··· Provided text ···
The traction. Wow. The LUNAREPIC has a lasered outsole that grips like nothing I have ever tried. It is a hard to describe the feeling, you will need to try it for yourself. I doubt Spider-man’s feet are this grippy. I ran on pavement, cobblestones, wood decking, dry and wet surfaces, I felt superb grip and traction on all of them. Nike says the pressure-mapped outsole, combined with the laser etched lines on the midsole creates a tailored cushioning experience for the runner. You can dial in the cushion with two included Ortholite insoles, one is thicker throughout, the other has less cushion throughout. My shortest run in the LUNAREPIC was 6 miles and my longest so far has been 18 miles. The shoe’s midsole and outsole can take the high mileage and the shoe feels light and fast enough for speed days. The size 10 weighed in at 8.75 oz! That is incredibly light.
··· Stored data ···
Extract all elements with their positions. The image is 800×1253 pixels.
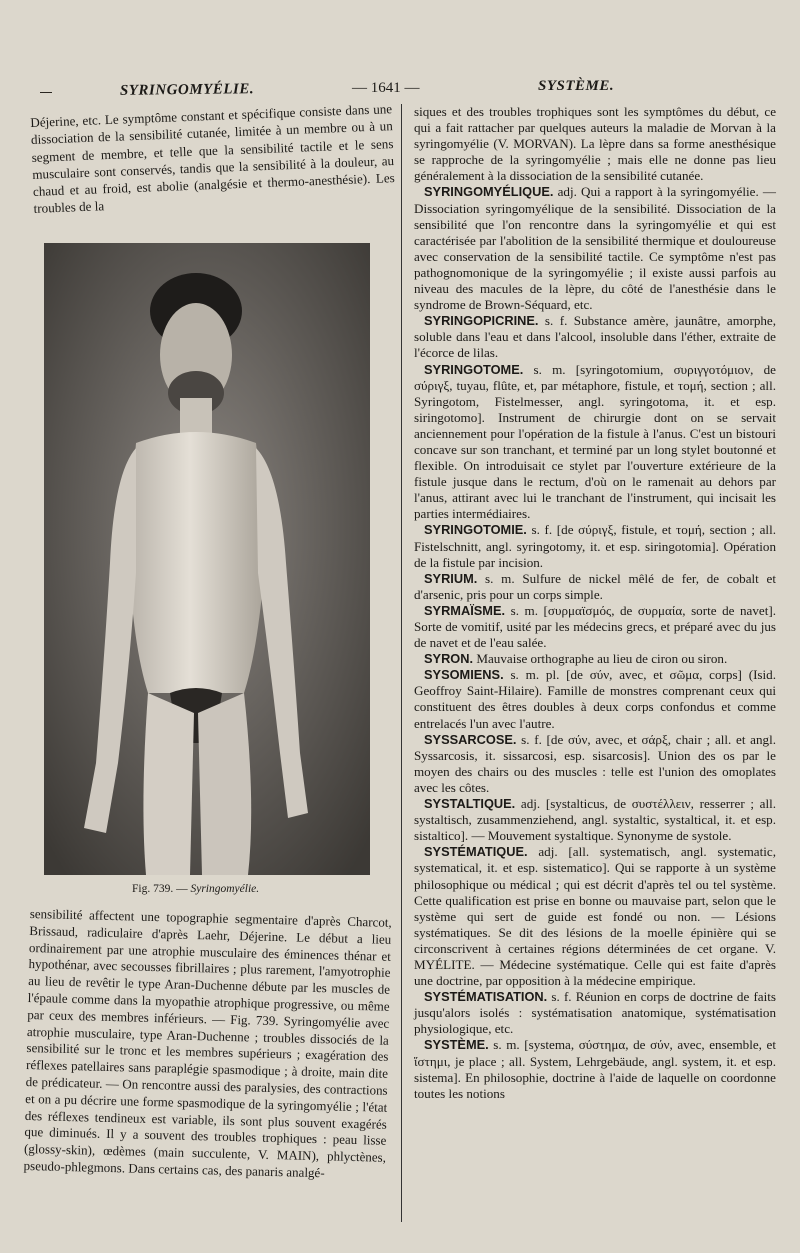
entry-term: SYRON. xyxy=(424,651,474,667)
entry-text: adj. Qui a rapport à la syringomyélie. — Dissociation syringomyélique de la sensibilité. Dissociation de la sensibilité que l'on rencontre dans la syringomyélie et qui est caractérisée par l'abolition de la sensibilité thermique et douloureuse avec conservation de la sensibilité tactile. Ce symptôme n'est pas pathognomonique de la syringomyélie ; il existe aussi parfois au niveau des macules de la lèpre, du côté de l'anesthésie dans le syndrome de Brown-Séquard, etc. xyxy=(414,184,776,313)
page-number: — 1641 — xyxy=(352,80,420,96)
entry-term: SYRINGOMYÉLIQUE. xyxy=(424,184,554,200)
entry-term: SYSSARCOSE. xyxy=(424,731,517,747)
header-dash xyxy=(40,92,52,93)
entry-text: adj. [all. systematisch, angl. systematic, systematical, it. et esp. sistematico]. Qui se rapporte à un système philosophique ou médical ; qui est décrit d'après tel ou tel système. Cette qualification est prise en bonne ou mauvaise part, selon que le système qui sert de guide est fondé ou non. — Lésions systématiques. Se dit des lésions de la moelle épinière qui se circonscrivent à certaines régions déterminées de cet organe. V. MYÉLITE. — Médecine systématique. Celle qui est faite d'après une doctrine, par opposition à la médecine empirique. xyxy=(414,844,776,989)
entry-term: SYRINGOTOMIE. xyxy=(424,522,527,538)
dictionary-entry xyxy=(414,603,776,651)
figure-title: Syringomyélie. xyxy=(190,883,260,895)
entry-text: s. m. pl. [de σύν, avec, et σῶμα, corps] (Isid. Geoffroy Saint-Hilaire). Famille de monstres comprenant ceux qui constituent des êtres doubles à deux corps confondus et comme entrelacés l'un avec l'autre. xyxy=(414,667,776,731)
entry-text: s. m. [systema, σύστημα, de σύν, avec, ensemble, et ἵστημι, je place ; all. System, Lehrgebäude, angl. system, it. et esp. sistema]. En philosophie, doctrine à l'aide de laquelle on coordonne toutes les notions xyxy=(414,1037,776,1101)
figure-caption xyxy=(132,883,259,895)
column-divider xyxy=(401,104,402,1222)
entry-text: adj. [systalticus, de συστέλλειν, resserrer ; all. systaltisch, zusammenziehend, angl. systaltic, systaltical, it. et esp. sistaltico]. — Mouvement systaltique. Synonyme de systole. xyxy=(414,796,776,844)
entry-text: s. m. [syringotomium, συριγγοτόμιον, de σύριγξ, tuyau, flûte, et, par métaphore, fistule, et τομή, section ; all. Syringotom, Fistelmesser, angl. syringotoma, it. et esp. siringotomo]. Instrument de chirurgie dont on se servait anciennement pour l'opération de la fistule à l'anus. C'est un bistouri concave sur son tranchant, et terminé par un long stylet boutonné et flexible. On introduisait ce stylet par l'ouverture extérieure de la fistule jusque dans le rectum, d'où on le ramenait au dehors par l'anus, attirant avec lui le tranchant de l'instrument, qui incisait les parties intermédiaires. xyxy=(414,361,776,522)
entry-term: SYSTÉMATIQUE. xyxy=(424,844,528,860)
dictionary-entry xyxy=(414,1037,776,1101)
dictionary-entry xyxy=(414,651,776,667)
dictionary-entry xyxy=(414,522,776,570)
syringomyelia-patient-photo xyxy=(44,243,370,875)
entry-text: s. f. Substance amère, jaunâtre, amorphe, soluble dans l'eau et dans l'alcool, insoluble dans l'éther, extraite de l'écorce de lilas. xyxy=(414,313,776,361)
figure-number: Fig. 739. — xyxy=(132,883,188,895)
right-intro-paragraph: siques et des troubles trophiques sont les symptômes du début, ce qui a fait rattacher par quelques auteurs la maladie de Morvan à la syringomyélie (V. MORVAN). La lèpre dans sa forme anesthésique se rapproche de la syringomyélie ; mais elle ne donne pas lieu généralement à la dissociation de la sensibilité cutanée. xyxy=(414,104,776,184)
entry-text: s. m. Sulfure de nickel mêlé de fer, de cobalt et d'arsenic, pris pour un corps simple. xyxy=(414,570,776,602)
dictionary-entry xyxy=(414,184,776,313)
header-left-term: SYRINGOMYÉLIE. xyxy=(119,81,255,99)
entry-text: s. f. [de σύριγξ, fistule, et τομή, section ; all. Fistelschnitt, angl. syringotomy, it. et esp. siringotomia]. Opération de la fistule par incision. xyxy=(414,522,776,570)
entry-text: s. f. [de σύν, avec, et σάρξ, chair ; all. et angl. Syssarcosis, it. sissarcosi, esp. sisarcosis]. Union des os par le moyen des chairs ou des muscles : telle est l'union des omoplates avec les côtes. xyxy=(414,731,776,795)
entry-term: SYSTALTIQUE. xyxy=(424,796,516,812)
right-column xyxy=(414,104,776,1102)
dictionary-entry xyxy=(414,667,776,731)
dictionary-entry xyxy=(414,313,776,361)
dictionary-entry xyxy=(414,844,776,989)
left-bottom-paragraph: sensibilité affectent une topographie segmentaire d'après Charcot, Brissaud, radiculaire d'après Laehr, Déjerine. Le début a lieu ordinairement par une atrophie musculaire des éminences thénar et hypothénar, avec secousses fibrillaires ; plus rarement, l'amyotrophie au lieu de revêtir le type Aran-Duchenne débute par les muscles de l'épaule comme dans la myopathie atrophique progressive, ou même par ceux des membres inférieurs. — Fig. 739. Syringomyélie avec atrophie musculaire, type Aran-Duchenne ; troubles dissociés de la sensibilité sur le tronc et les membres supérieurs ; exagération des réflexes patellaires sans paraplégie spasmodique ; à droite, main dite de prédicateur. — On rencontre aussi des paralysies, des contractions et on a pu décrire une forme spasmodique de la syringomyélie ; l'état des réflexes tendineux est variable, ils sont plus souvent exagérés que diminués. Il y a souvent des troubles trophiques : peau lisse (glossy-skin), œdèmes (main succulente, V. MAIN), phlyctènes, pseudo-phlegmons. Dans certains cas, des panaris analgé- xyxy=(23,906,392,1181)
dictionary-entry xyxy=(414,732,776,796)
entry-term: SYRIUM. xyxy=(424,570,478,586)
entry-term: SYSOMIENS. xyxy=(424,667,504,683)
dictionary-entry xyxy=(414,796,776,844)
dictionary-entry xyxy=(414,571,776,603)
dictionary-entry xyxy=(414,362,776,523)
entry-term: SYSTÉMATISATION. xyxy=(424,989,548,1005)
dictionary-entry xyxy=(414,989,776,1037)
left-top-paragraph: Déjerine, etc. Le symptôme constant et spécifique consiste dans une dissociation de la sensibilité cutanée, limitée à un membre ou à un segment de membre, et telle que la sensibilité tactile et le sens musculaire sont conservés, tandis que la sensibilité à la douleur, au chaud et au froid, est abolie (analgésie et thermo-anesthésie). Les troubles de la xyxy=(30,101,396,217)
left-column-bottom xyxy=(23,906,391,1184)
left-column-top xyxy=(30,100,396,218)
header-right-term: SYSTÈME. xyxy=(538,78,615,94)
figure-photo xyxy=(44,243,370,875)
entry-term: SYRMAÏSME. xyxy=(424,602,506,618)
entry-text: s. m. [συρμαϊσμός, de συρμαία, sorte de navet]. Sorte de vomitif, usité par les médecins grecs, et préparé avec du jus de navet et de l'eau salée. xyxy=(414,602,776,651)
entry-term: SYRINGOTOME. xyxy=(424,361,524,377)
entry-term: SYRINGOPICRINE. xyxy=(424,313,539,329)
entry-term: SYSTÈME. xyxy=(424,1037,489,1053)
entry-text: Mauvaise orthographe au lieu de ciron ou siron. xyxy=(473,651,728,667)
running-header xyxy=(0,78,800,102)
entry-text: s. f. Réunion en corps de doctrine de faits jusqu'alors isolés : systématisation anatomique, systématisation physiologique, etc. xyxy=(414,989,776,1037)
···
Exercise 1
From the LUNAREPIC review, list the types of ground the reviewer ran on, as named in the sentence that begins "I ran on".
Exercise 2
Carry on the LUNAREPIC review, picking up right after its final sentence.

Expected output 1
pavement, cobblestones, wood decking

Expected output 2
The upper is also quite impressive. I took Runners’ World editor David Wiley’s advice and sized down from my normal 10.5 to a 10. He was correct. The 10 fit perfect. I mean perfect. the upper is like a glove, no hot spots or pressure anywhere. It wrapped my foot so well that it was like having a midsole/outsole attached to my foot. I was nervous about the high collar on the shoe at first. I got over it. The first run I went with socks that were taller than the collar, it didn’t hurt the performance, but it did make everything feel bulkier. I went out for the 18 miler with a no-show pair of Swiftwick socks. The high collar was not an issue. Nike says “[The] Mid-rise Flyknit upper disappears for fantastic sensation underfoot.” I would agree. I was talking to couple other runners I trust that are also trying out the LUNAREPIC, here is what they had to say.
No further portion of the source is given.